----- DATA FOR THE TASK -----
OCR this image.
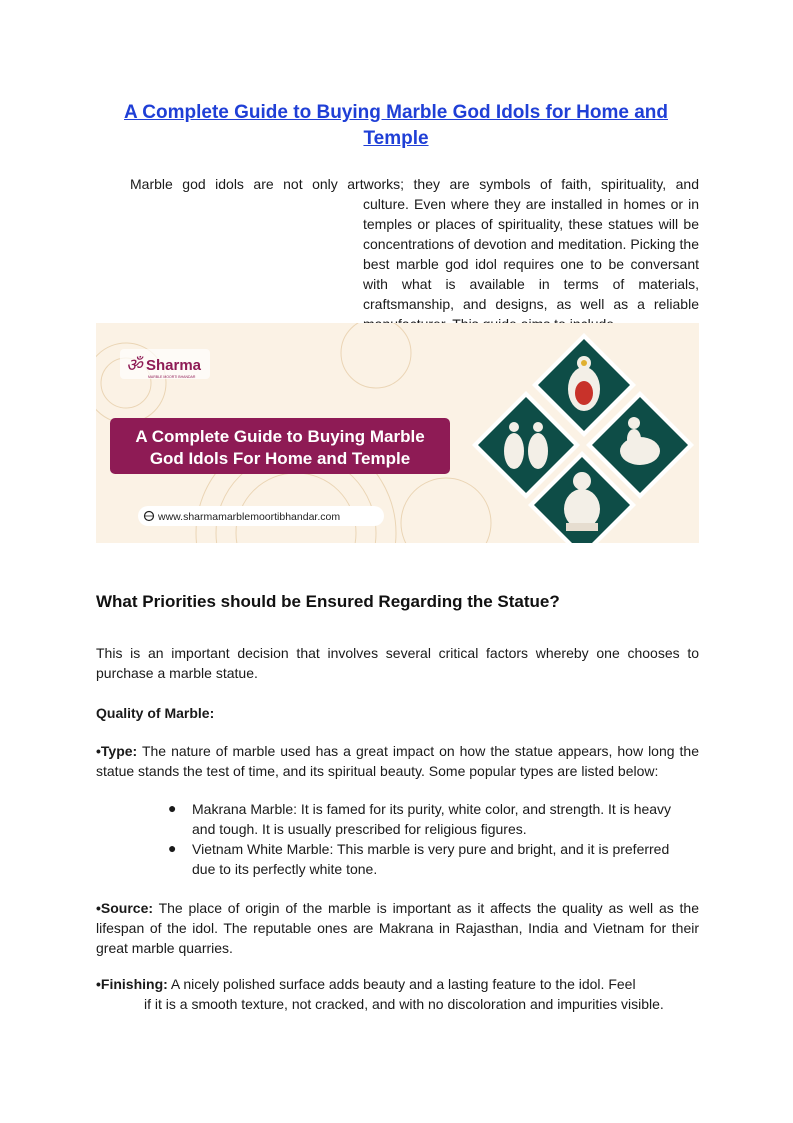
A Complete Guide to Buying Marble God Idols for Home and Temple
Marble god idols are not only artworks; they are symbols of faith, spirituality, and
culture. Even where they are installed in homes or in temples or places of spirituality, these statues will be concentrations of devotion and meditation. Picking the best marble god idol requires one to be conversant with what is available in terms of materials, craftsmanship, and designs, as well as a reliable
ॐ Sharma
MARBLE MOORTI BHANDAR
A Complete Guide to Buying Marble
God Idols For Home and Temple
www.sharmamarblemoortibhandar.com
What Priorities should be Ensured Regarding the Statue?
This is an important decision that involves several critical factors whereby one chooses to purchase a marble statue.
Quality of Marble:
•Type: The nature of marble used has a great impact on how the statue appears, how long the statue stands the test of time, and its spiritual beauty. Some popular types are listed below:
● Makrana Marble: It is famed for its purity, white color, and strength. It is heavy and tough. It is usually prescribed for religious figures.
● Vietnam White Marble: This marble is very pure and bright, and it is preferred due to its perfectly white tone.
•Source: The place of origin of the marble is important as it affects the quality as well as the lifespan of the idol. The reputable ones are Makrana in Rajasthan, India and Vietnam for their great marble quarries.
•Finishing: A nicely polished surface adds beauty and a lasting feature to the idol. Feel
if it is a smooth texture, not cracked, and with no discoloration and impurities visible.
-----
■ **YOUR INSTRUCTIONS**: How many of the lines above hold the word "spirituality"? Give only that number.

■ **THE RESULT**: 2